### DATA FOR THE TASK
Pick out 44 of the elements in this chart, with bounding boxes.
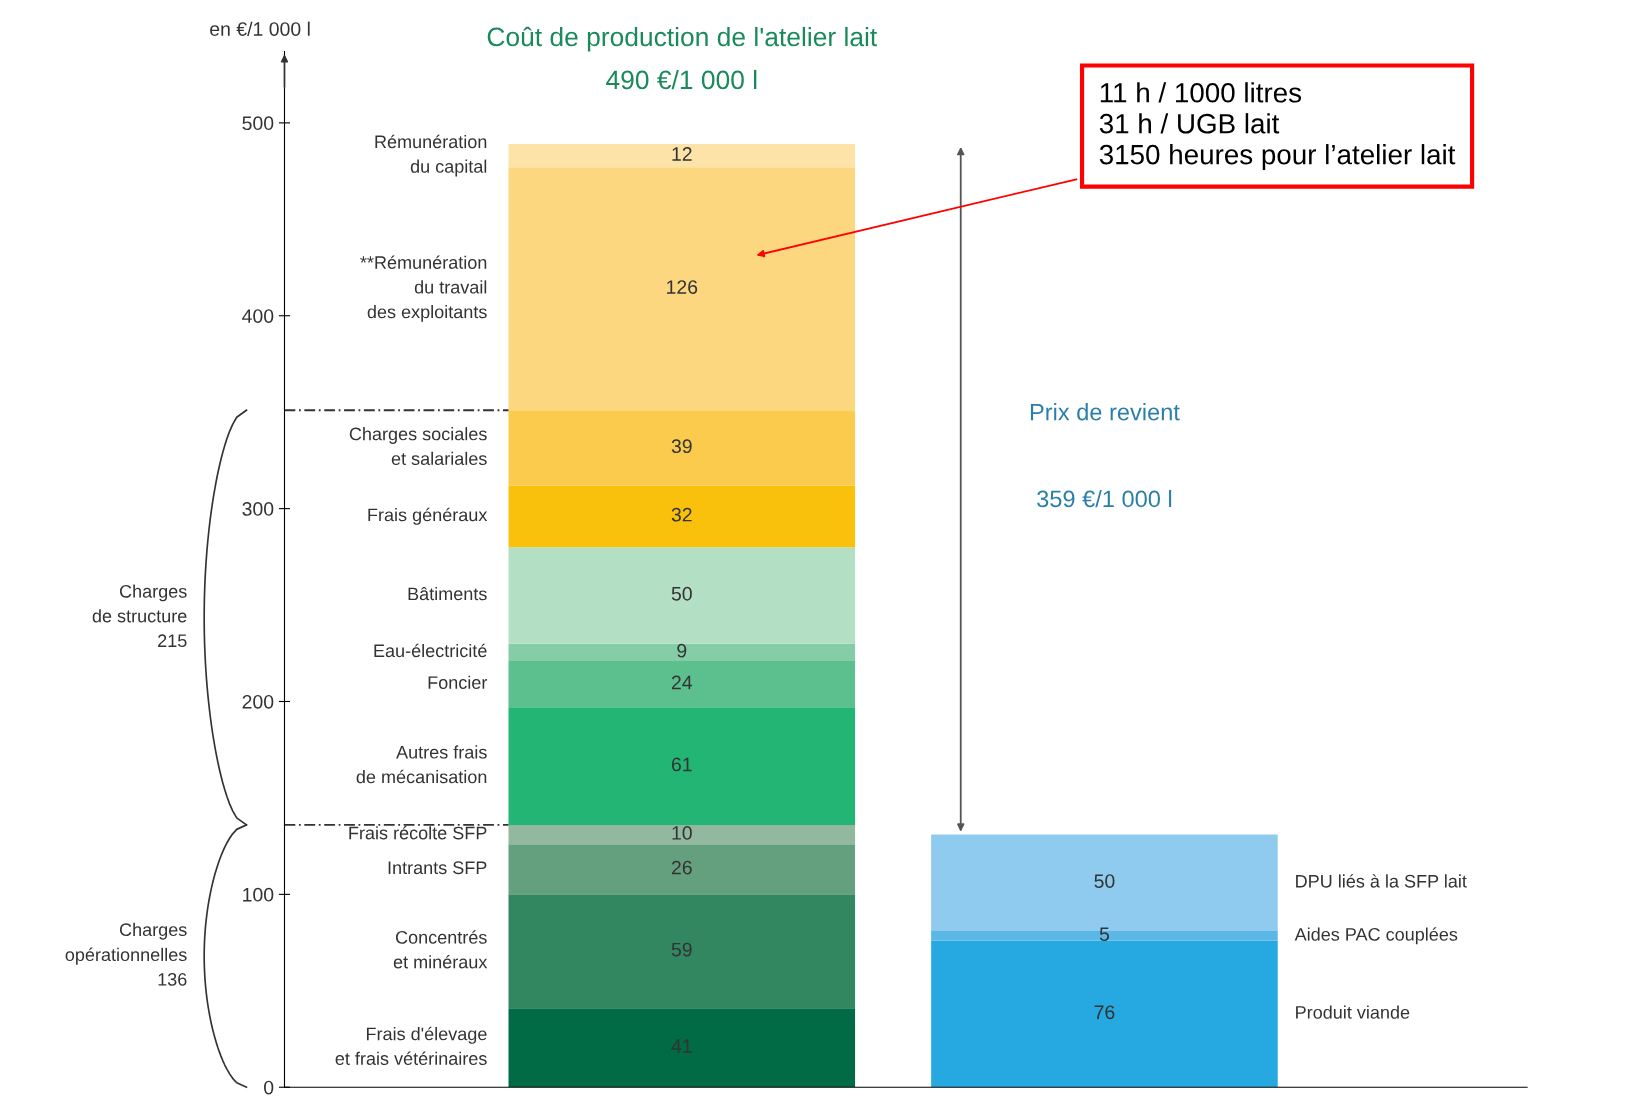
data-label: 50 <box>1094 874 1115 889</box>
y-tick-label: 0 <box>264 1080 274 1095</box>
y-tick-label: 500 <box>242 116 274 131</box>
series-label: Eau-électricité <box>374 643 487 658</box>
series-label: Bâtiments <box>408 586 487 601</box>
y-tick-label: 200 <box>242 694 274 709</box>
series-label: Produit viande <box>1296 1005 1410 1019</box>
data-label: 10 <box>672 826 692 840</box>
y-tick-label: 300 <box>242 502 274 516</box>
data-label: 76 <box>1094 1005 1115 1020</box>
series-label: Intrants SFP <box>388 861 487 875</box>
data-label: 61 <box>671 757 692 772</box>
annotation: Prix de revient <box>1030 403 1180 421</box>
series-label: Rémunération du capital <box>375 134 487 177</box>
data-label: 59 <box>671 942 692 957</box>
data-label: 24 <box>671 675 693 690</box>
y-tick-label: 400 <box>242 309 274 323</box>
data-label: 9 <box>677 643 687 658</box>
annotation: 359 €/1 000 l <box>1037 489 1172 508</box>
series-label: Charges sociales et salariales <box>349 427 487 466</box>
y-axis-title: en €/1 000 l <box>210 21 310 36</box>
series-label: Autres frais de mécanisation <box>356 745 487 784</box>
series-label: Aides PAC couplées <box>1294 927 1458 945</box>
data-label: 126 <box>667 280 698 294</box>
series-label: Frais généraux <box>368 507 488 525</box>
text: 490 €/1 000 l <box>606 69 757 90</box>
series-label: Concentrés et minéraux <box>393 930 488 969</box>
series-label: Frais d'élevage et frais vétérinaires <box>335 1026 487 1065</box>
chart-title: Coût de production de l'atelier lait <box>487 26 878 52</box>
data-label: 50 <box>671 586 692 601</box>
annotation: 11 h / 1000 litres 31 h / UGB lait 3150 heures pour l’atelier lait <box>1099 82 1456 170</box>
data-label: 32 <box>671 507 692 522</box>
data-label: 12 <box>672 147 692 161</box>
series-label: **Rémunération du travail des exploitants <box>360 255 487 322</box>
text: Charges de structure 215 <box>92 584 187 648</box>
data-label: 39 <box>671 439 692 454</box>
series-label: DPU liés à la SFP lait <box>1296 874 1467 888</box>
data-label: 5 <box>1099 927 1110 942</box>
y-tick-label: 100 <box>243 887 274 902</box>
series-label: Foncier <box>428 675 488 689</box>
data-label: 26 <box>671 860 692 875</box>
text: Charges opérationnelles 136 <box>65 922 187 986</box>
data-label: 41 <box>671 1039 692 1053</box>
series-label: Frais récolte SFP <box>349 825 487 840</box>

### YOUR OBJECTIVE
Print the rows above word for word, leaving out the pictures.

### RESULT
Pick out 44 of the elements in this chart, with bounding boxes.
data-label: 50 <box>1094 874 1115 889</box>
y-tick-label: 0 <box>264 1080 274 1095</box>
y-tick-label: 500 <box>242 116 274 131</box>
series-label: Eau-électricité <box>374 643 487 658</box>
series-label: Bâtiments <box>408 586 487 601</box>
y-tick-label: 200 <box>242 694 274 709</box>
series-label: Produit viande <box>1296 1005 1410 1019</box>
data-label: 10 <box>672 826 692 840</box>
y-tick-label: 300 <box>242 502 274 516</box>
data-label: 76 <box>1094 1005 1115 1020</box>
series-label: Intrants SFP <box>388 861 487 875</box>
data-label: 61 <box>671 757 692 772</box>
annotation: Prix de revient <box>1030 403 1180 421</box>
series-label: Rémunération du capital <box>375 134 487 177</box>
data-label: 59 <box>671 942 692 957</box>
data-label: 24 <box>671 675 693 690</box>
y-tick-label: 400 <box>242 309 274 323</box>
data-label: 9 <box>677 643 687 658</box>
annotation: 359 €/1 000 l <box>1037 489 1172 508</box>
series-label: Charges sociales et salariales <box>349 427 487 466</box>
y-axis-title: en €/1 000 l <box>210 21 310 36</box>
series-label: Autres frais de mécanisation <box>356 745 487 784</box>
series-label: Aides PAC couplées <box>1294 927 1458 945</box>
data-label: 126 <box>667 280 698 294</box>
series-label: Frais généraux <box>368 507 488 525</box>
text: 490 €/1 000 l <box>606 69 757 90</box>
series-label: Concentrés et minéraux <box>393 930 488 969</box>
series-label: Frais d'élevage et frais vétérinaires <box>335 1026 487 1065</box>
chart-title: Coût de production de l'atelier lait <box>487 26 878 52</box>
data-label: 50 <box>671 586 692 601</box>
annotation: 11 h / 1000 litres 31 h / UGB lait 3150 heures pour l’atelier lait <box>1099 82 1456 170</box>
data-label: 32 <box>671 507 692 522</box>
data-label: 12 <box>672 147 692 161</box>
series-label: **Rémunération du travail des exploitants <box>360 255 487 322</box>
text: Charges de structure 215 <box>92 584 187 648</box>
data-label: 39 <box>671 439 692 454</box>
series-label: DPU liés à la SFP lait <box>1296 874 1467 888</box>
data-label: 5 <box>1099 927 1110 942</box>
y-tick-label: 100 <box>243 887 274 902</box>
series-label: Foncier <box>428 675 488 689</box>
data-label: 26 <box>671 860 692 875</box>
text: Charges opérationnelles 136 <box>65 922 187 986</box>
data-label: 41 <box>671 1039 692 1053</box>
series-label: Frais récolte SFP <box>349 825 487 840</box>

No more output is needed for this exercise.